*WHAT IS NEEDED*:
Could you transcribe every record below exactly as written, leaving out any pictures?

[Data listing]
════

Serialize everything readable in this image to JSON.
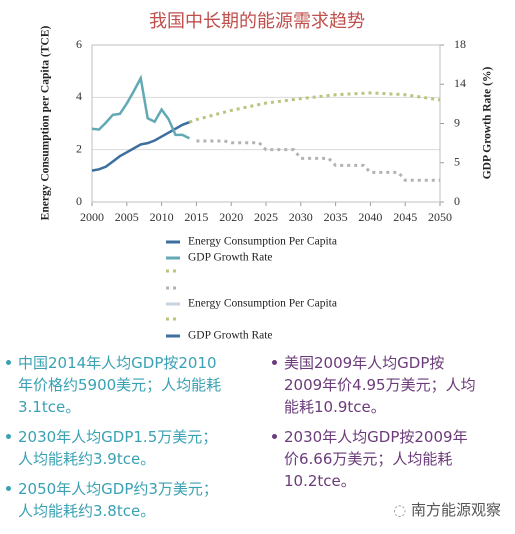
{
  "chart_data": {
    "type": "line",
    "title": "我国中长期的能源需求趋势",
    "y_label": "Energy Consumption per Capita (TCE)",
    "y2_label": "GDP Growth Rate (%)",
    "xlim": [
      2000,
      2050
    ],
    "xticks": [
      2000,
      2005,
      2010,
      2015,
      2020,
      2025,
      2030,
      2035,
      2040,
      2045,
      2050
    ],
    "ylim": [
      0,
      6
    ],
    "yticks": [
      0,
      2,
      4,
      6
    ],
    "y2lim": [
      0,
      18
    ],
    "y2ticks": [
      0,
      {
        "value": 4.5,
        "label": "5"
      },
      9,
      {
        "value": 13.5,
        "label": "14"
      },
      18
    ],
    "grid": true,
    "series": [
      {
        "color": "#3d6f9e",
        "dash": "solid",
        "x": [
          2000,
          2001,
          2002,
          2003,
          2004,
          2005,
          2006,
          2007,
          2008,
          2009,
          2010,
          2011,
          2012,
          2013,
          2014
        ],
        "values": [
          1.2,
          1.25,
          1.35,
          1.55,
          1.75,
          1.9,
          2.05,
          2.2,
          2.25,
          2.35,
          2.5,
          2.65,
          2.8,
          2.95,
          3.05
        ]
      },
      {
        "color": "#62a9b3",
        "dash": "solid",
        "axis": "y2",
        "x": [
          2000,
          2001,
          2002,
          2003,
          2004,
          2005,
          2006,
          2007,
          2008,
          2009,
          2010,
          2011,
          2012,
          2013,
          2014
        ],
        "values": [
          8.4,
          8.3,
          9.1,
          10.0,
          10.1,
          11.3,
          12.7,
          14.2,
          9.6,
          9.2,
          10.6,
          9.5,
          7.7,
          7.7,
          7.3
        ]
      },
      {
        "color": "#b9c47e",
        "dash": "dot",
        "x": [
          2014,
          2015,
          2020,
          2025,
          2030,
          2035,
          2040,
          2045,
          2050
        ],
        "values": [
          3.05,
          3.15,
          3.5,
          3.78,
          3.95,
          4.1,
          4.17,
          4.1,
          3.9
        ]
      },
      {
        "color": "#b3b3b3",
        "dash": "dot",
        "axis": "y2",
        "x": [
          2015,
          2019,
          2020,
          2024,
          2025,
          2029,
          2030,
          2034,
          2035,
          2039,
          2040,
          2044,
          2045,
          2050
        ],
        "values": [
          7.0,
          7.0,
          6.8,
          6.8,
          6.0,
          6.0,
          5.0,
          5.0,
          4.2,
          4.2,
          3.4,
          3.4,
          2.5,
          2.5
        ]
      }
    ],
    "legend": [
      {
        "name": "Energy Consumption Per Capita",
        "color": "#3d6f9e",
        "dash": "solid"
      },
      {
        "name": "GDP Growth Rate",
        "color": "#62a9b3",
        "dash": "solid"
      },
      {
        "color": "#b9c47e",
        "dash": "dot"
      },
      {
        "color": "#b3b3b3",
        "dash": "dot"
      },
      {
        "name": "Energy Consumption Per Capita",
        "color": "#c9d3e0",
        "dash": "solid"
      },
      {
        "color": "#b9c47e",
        "dash": "dot"
      },
      {
        "name": "GDP Growth Rate",
        "color": "#3d6f9e",
        "dash": "solid"
      }
    ]
  },
  "bullets": {
    "left": [
      [
        "中国2014年人均GDP按2010",
        "年价格约5900美元；人均能耗",
        "3.1tce。"
      ],
      [
        "2030年人均GDP1.5万美元；",
        "人均能耗约3.9tce。"
      ],
      [
        "2050年人均GDP约3万美元；",
        "人均能耗约3.8tce。"
      ]
    ],
    "right": [
      [
        "美国2009年人均GDP按",
        "2009年价4.95万美元；人均",
        "能耗10.9tce。"
      ],
      [
        "2030年人均GDP按2009年",
        "价6.66万美元；人均能耗",
        "10.2tce。"
      ]
    ]
  },
  "watermark": "南方能源观察"
}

════

*FULL ANSWER*:
Serialize everything readable in this image to JSON.
{
  "chart_data": {
    "type": "line",
    "title": "我国中长期的能源需求趋势",
    "y_label": "Energy Consumption per Capita (TCE)",
    "y2_label": "GDP Growth Rate (%)",
    "xlim": [
      2000,
      2050
    ],
    "xticks": [
      2000,
      2005,
      2010,
      2015,
      2020,
      2025,
      2030,
      2035,
      2040,
      2045,
      2050
    ],
    "ylim": [
      0,
      6
    ],
    "yticks": [
      0,
      2,
      4,
      6
    ],
    "y2lim": [
      0,
      18
    ],
    "y2ticks": [
      0,
      {
        "value": 4.5,
        "label": "5"
      },
      9,
      {
        "value": 13.5,
        "label": "14"
      },
      18
    ],
    "grid": true,
    "series": [
      {
        "color": "#3d6f9e",
        "dash": "solid",
        "x": [
          2000,
          2001,
          2002,
          2003,
          2004,
          2005,
          2006,
          2007,
          2008,
          2009,
          2010,
          2011,
          2012,
          2013,
          2014
        ],
        "values": [
          1.2,
          1.25,
          1.35,
          1.55,
          1.75,
          1.9,
          2.05,
          2.2,
          2.25,
          2.35,
          2.5,
          2.65,
          2.8,
          2.95,
          3.05
        ]
      },
      {
        "color": "#62a9b3",
        "dash": "solid",
        "axis": "y2",
        "x": [
          2000,
          2001,
          2002,
          2003,
          2004,
          2005,
          2006,
          2007,
          2008,
          2009,
          2010,
          2011,
          2012,
          2013,
          2014
        ],
        "values": [
          8.4,
          8.3,
          9.1,
          10.0,
          10.1,
          11.3,
          12.7,
          14.2,
          9.6,
          9.2,
          10.6,
          9.5,
          7.7,
          7.7,
          7.3
        ]
      },
      {
        "color": "#b9c47e",
        "dash": "dot",
        "x": [
          2014,
          2015,
          2020,
          2025,
          2030,
          2035,
          2040,
          2045,
          2050
        ],
        "values": [
          3.05,
          3.15,
          3.5,
          3.78,
          3.95,
          4.1,
          4.17,
          4.1,
          3.9
        ]
      },
      {
        "color": "#b3b3b3",
        "dash": "dot",
        "axis": "y2",
        "x": [
          2015,
          2019,
          2020,
          2024,
          2025,
          2029,
          2030,
          2034,
          2035,
          2039,
          2040,
          2044,
          2045,
          2050
        ],
        "values": [
          7.0,
          7.0,
          6.8,
          6.8,
          6.0,
          6.0,
          5.0,
          5.0,
          4.2,
          4.2,
          3.4,
          3.4,
          2.5,
          2.5
        ]
      }
    ],
    "legend": [
      {
        "name": "Energy Consumption Per Capita",
        "color": "#3d6f9e",
        "dash": "solid"
      },
      {
        "name": "GDP Growth Rate",
        "color": "#62a9b3",
        "dash": "solid"
      },
      {
        "color": "#b9c47e",
        "dash": "dot"
      },
      {
        "color": "#b3b3b3",
        "dash": "dot"
      },
      {
        "name": "Energy Consumption Per Capita",
        "color": "#c9d3e0",
        "dash": "solid"
      },
      {
        "color": "#b9c47e",
        "dash": "dot"
      },
      {
        "name": "GDP Growth Rate",
        "color": "#3d6f9e",
        "dash": "solid"
      }
    ]
  },
  "bullets": {
    "left": [
      [
        "中国2014年人均GDP按2010",
        "年价格约5900美元；人均能耗",
        "3.1tce。"
      ],
      [
        "2030年人均GDP1.5万美元；",
        "人均能耗约3.9tce。"
      ],
      [
        "2050年人均GDP约3万美元；",
        "人均能耗约3.8tce。"
      ]
    ],
    "right": [
      [
        "美国2009年人均GDP按",
        "2009年价4.95万美元；人均",
        "能耗10.9tce。"
      ],
      [
        "2030年人均GDP按2009年",
        "价6.66万美元；人均能耗",
        "10.2tce。"
      ]
    ]
  },
  "watermark": "南方能源观察"
}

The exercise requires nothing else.